## Problems and tasks
A: Decide whether each statement agrees with the bitcoin surge article. Answer yes or no for each, and quote the deciding words from the article.
(i) Bitcoin's price went above $5000 on 2nd April 2019, a yearly high.
(ii) The anonymous buyer bought bitcoin worth $50 million.
(iii) The Bloomberg author is Leonid Bershidsky.
B: Copy the part of the bitcoin surge article that begins with "Leonid Bershidsky, the" and ends after "price of bitcoin.". In your copy, rename "cryptocurrency exchanges" to "crypto trading platforms" wherever it appears.
C: According to the bitcoin surge article, what did the April Fool's day publication by a news outlet suggest?

Bitcoin price increased sharply reaching over $5000 yesterday (2nd April 2019) which is a yearly high for bitcoin. According to Bloomberg, cryptocurrency investors should be aware of the sudden price increase and there is no logic behind turning bullish about bitcoin and other cryptocurrencies due to this.
Ignore the Bitcoin Surge:
According to Bloomberg, the bitcoin spike which is followed by other cryptocurrencies as well should be ignored. The article explained that the current market situation is the result of excitement amongst cryptocurrency enthusiasts. News outlets are giving their own explanations about the sudden price increase which includes an anonymous buyer who bought bitcoin worth $100 million using trading algorithms following an April Fool’s day publication made by a news outlet suggesting that the United States Securities and Exchange Commission has approved Bitcoin ETF applications of 2 firms.
Leonid Bershidsky, the Bloomberg author also took notice of the recent reports which suggest that cryptocurrency exchanges have been faking bitcoin trading volumes and people should be aware and ignore the current spike in the price of bitcoin.

## Extracted information
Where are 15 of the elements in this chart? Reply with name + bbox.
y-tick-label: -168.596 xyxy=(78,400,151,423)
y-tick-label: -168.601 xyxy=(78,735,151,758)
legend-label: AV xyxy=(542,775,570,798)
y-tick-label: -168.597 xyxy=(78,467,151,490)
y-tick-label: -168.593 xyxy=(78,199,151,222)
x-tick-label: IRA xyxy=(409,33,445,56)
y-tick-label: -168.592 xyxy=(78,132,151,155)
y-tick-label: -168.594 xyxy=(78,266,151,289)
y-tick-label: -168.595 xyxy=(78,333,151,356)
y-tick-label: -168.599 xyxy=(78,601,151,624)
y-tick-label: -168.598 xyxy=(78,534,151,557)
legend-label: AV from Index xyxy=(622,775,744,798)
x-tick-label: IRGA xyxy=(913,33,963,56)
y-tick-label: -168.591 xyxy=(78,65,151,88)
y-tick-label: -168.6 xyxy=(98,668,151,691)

## Responses by item number
A:
(i) Yes: "reaching over $5000 yesterday (2nd April 2019) which is a yearly high for bitcoin"
(ii) No: "an anonymous buyer who bought bitcoin worth $100 million"
(iii) Yes: "Leonid Bershidsky, the Bloomberg author"

B:
Leonid Bershidsky, the Bloomberg author also took notice of the recent reports which suggest that crypto trading platforms have been faking bitcoin trading volumes and people should be aware and ignore the current spike in the price of bitcoin.

C: It suggested that the United States Securities and Exchange Commission had approved the Bitcoin ETF applications of 2 firms.